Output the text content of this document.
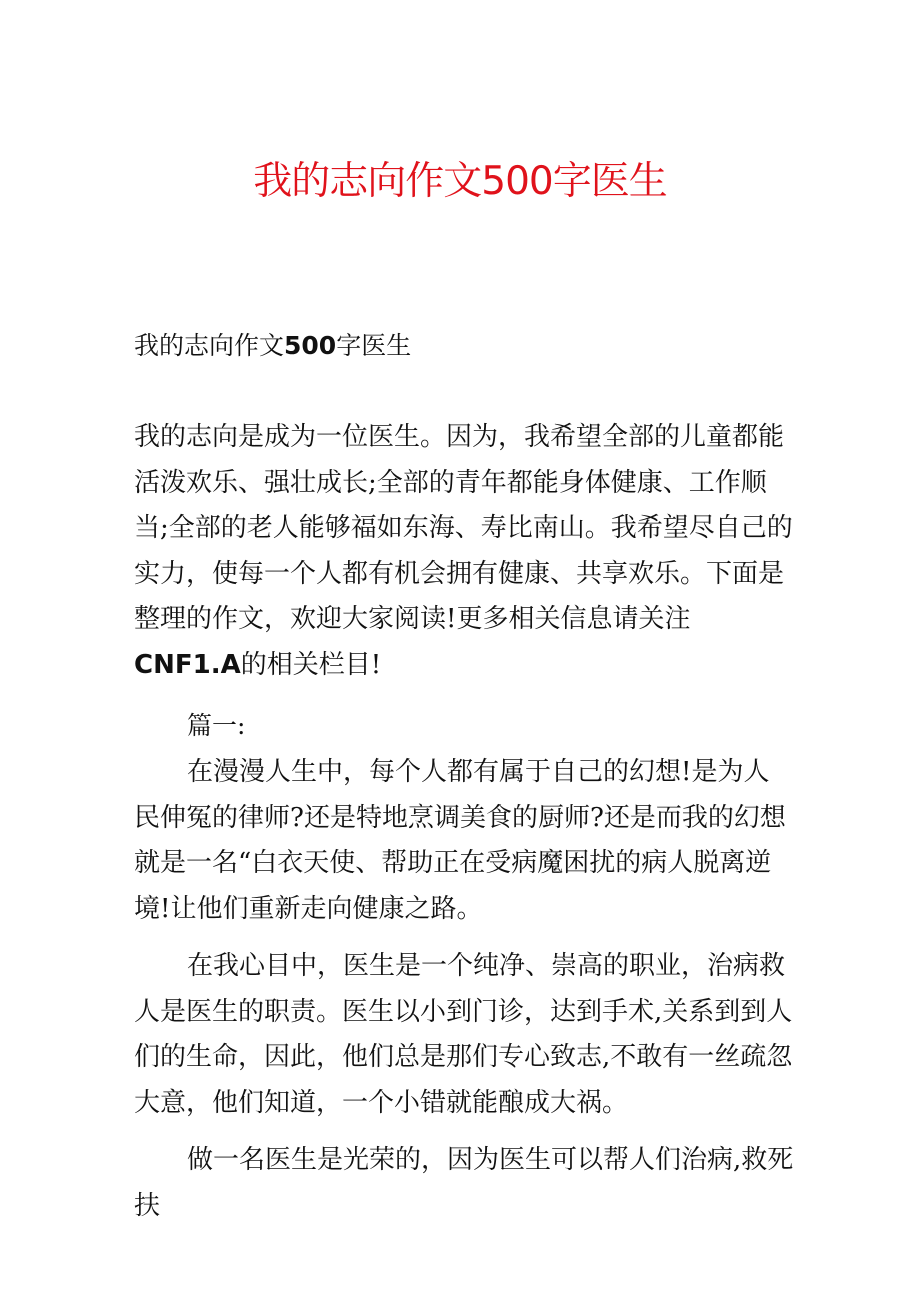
我的志向作文500字医生
我的志向作文500字医生

我的志向是成为一位医生。因为，我希望全部的儿童都能活泼欢乐、强壮成长;全部的青年都能身体健康、工作顺当;全部的老人能够福如东海、寿比南山。我希望尽自己的实力，使每一个人都有机会拥有健康、共享欢乐。下面是整理的作文，欢迎大家阅读!更多相关信息请关注CNF1.A的相关栏目!

篇一:

在漫漫人生中，每个人都有属于自己的幻想!是为人民伸冤的律师?还是特地烹调美食的厨师?还是而我的幻想就是一名“白衣天使、帮助正在受病魔困扰的病人脱离逆境!让他们重新走向健康之路。

在我心目中，医生是一个纯净、崇高的职业，治病救人是医生的职责。医生以小到门诊，达到手术,关系到到人们的生命，因此，他们总是那们专心致志,不敢有一丝疏忽大意，他们知道，一个小错就能酿成大祸。

做一名医生是光荣的，因为医生可以帮人们治病,救死扶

=-=-=-=-=

*EXERCISE OBJECTIVE*.
Extract all the entries word for word; omit any pictures.

*FINAL ANSWER*.
Output the text content of this document.
我的志向作文500字医生
我的志向作文500字医生

我的志向是成为一位医生。因为，我希望全部的儿童都能活泼欢乐、强壮成长;全部的青年都能身体健康、工作顺当;全部的老人能够福如东海、寿比南山。我希望尽自己的实力，使每一个人都有机会拥有健康、共享欢乐。下面是整理的作文，欢迎大家阅读!更多相关信息请关注CNF1.A的相关栏目!

篇一:

在漫漫人生中，每个人都有属于自己的幻想!是为人民伸冤的律师?还是特地烹调美食的厨师?还是而我的幻想就是一名“白衣天使、帮助正在受病魔困扰的病人脱离逆境!让他们重新走向健康之路。

在我心目中，医生是一个纯净、崇高的职业，治病救人是医生的职责。医生以小到门诊，达到手术,关系到到人们的生命，因此，他们总是那们专心致志,不敢有一丝疏忽大意，他们知道，一个小错就能酿成大祸。

做一名医生是光荣的，因为医生可以帮人们治病,救死扶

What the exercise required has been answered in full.